> **SHORT EXERCISE**
Print the complete set of entries exactly.

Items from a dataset
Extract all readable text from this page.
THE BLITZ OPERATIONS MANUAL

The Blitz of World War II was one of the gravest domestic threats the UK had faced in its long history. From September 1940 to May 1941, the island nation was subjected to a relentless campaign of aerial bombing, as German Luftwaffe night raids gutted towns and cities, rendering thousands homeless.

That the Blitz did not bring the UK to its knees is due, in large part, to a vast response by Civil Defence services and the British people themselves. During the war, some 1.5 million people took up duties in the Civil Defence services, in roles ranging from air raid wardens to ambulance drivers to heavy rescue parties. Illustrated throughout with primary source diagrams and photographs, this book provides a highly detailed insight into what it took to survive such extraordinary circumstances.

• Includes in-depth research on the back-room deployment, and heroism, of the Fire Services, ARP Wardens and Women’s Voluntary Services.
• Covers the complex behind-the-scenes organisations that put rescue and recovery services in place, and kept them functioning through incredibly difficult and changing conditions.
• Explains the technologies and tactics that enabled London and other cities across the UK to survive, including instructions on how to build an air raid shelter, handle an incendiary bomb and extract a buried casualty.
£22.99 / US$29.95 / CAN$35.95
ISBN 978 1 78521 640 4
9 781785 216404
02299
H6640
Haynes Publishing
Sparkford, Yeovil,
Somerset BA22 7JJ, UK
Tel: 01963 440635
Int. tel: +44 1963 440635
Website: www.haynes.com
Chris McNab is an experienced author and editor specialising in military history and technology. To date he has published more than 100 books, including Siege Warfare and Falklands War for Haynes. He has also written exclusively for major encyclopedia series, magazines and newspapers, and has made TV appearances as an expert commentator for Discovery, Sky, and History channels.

> **RESPONSE**
Extract all readable text from this page.
THE BLITZ OPERATIONS MANUAL

The Blitz of World War II was one of the gravest domestic threats the UK had faced in its long history. From September 1940 to May 1941, the island nation was subjected to a relentless campaign of aerial bombing, as German Luftwaffe night raids gutted towns and cities, rendering thousands homeless.

That the Blitz did not bring the UK to its knees is due, in large part, to a vast response by Civil Defence services and the British people themselves. During the war, some 1.5 million people took up duties in the Civil Defence services, in roles ranging from air raid wardens to ambulance drivers to heavy rescue parties. Illustrated throughout with primary source diagrams and photographs, this book provides a highly detailed insight into what it took to survive such extraordinary circumstances.

• Includes in-depth research on the back-room deployment, and heroism, of the Fire Services, ARP Wardens and Women’s Voluntary Services.
• Covers the complex behind-the-scenes organisations that put rescue and recovery services in place, and kept them functioning through incredibly difficult and changing conditions.
• Explains the technologies and tactics that enabled London and other cities across the UK to survive, including instructions on how to build an air raid shelter, handle an incendiary bomb and extract a buried casualty.
£22.99 / US$29.95 / CAN$35.95
ISBN 978 1 78521 640 4
9 781785 216404
02299
H6640
Haynes Publishing
Sparkford, Yeovil,
Somerset BA22 7JJ, UK
Tel: 01963 440635
Int. tel: +44 1963 440635
Website: www.haynes.com
Chris McNab is an experienced author and editor specialising in military history and technology. To date he has published more than 100 books, including Siege Warfare and Falklands War for Haynes. He has also written exclusively for major encyclopedia series, magazines and newspapers, and has made TV appearances as an expert commentator for Discovery, Sky, and History channels.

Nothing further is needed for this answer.